** Start **

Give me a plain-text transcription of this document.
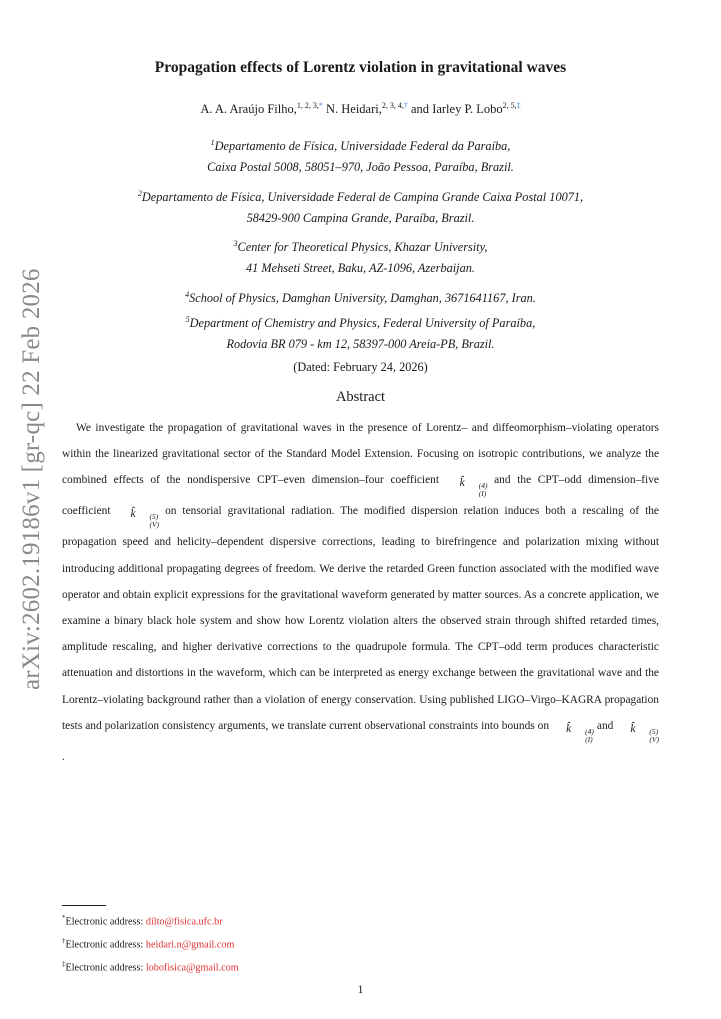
arXiv:2602.19186v1 [gr-qc] 22 Feb 2026
Propagation effects of Lorentz violation in gravitational waves
A. A. Araújo Filho,$^{1, 2, 3,*}$ N. Heidari,$^{2, 3, 4,\dagger}$ and Iarley P. Lobo$^{2, 5,\ddagger}$
$^1$Departamento de Física, Universidade Federal da Paraíba,
Caixa Postal 5008, 58051–970, João Pessoa, Paraíba, Brazil.
$^2$Departamento de Física, Universidade Federal de Campina Grande Caixa Postal 10071,
58429-900 Campina Grande, Paraíba, Brazil.
$^3$Center for Theoretical Physics, Khazar University,
41 Mehseti Street, Baku, AZ-1096, Azerbaijan.
$^4$School of Physics, Damghan University, Damghan, 3671641167, Iran.
$^5$Department of Chemistry and Physics, Federal University of Paraíba,
Rodovia BR 079 - km 12, 58397-000 Areia-PB, Brazil.
(Dated: February 24, 2026)
Abstract
We investigate the propagation of gravitational waves in the presence of Lorentz– and diffeomorphism–violating operators within the linearized gravitational sector of the Standard Model Extension. Focusing on isotropic contributions, we analyze the combined effects of the nondispersive CPT–even dimension–four coefficient k̂	(4)
(I)
and the CPT–odd dimension–five coefficient k̂	(5)
(V)
on tensorial gravitational radiation. The modified dispersion relation induces both a rescaling of the propagation speed and helicity–dependent dispersive corrections, leading to birefringence and polarization mixing without introducing additional propagating degrees of freedom. We derive the retarded Green function associated with the modified wave operator and obtain explicit expressions for the gravitational waveform generated by matter sources. As a concrete application, we examine a binary black hole system and show how Lorentz violation alters the observed strain through shifted retarded times, amplitude rescaling, and higher derivative corrections to the quadrupole formula. The CPT–odd term produces characteristic attenuation and distortions in the waveform, which can be interpreted as energy exchange between the gravitational wave and the Lorentz–violating background rather than a violation of energy conservation. Using published LIGO–Virgo–KAGRA propagation tests and polarization consistency arguments, we translate current observational constraints into bounds on k̂	(4)
(I)
and k̂	(5)
(V)
.
*Electronic address: dilto@fisica.ufc.br
†Electronic address: heidari.n@gmail.com
‡Electronic address: lobofisica@gmail.com
1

** End **

DIRECTIVE: In the entries above, identify every line with the string "Grande".

ANSWER TO THIS TASK:
$^2$Departamento de Física, Universidade Federal de Campina Grande Caixa Postal 10071,
58429-900 Campina Grande, Paraíba, Brazil.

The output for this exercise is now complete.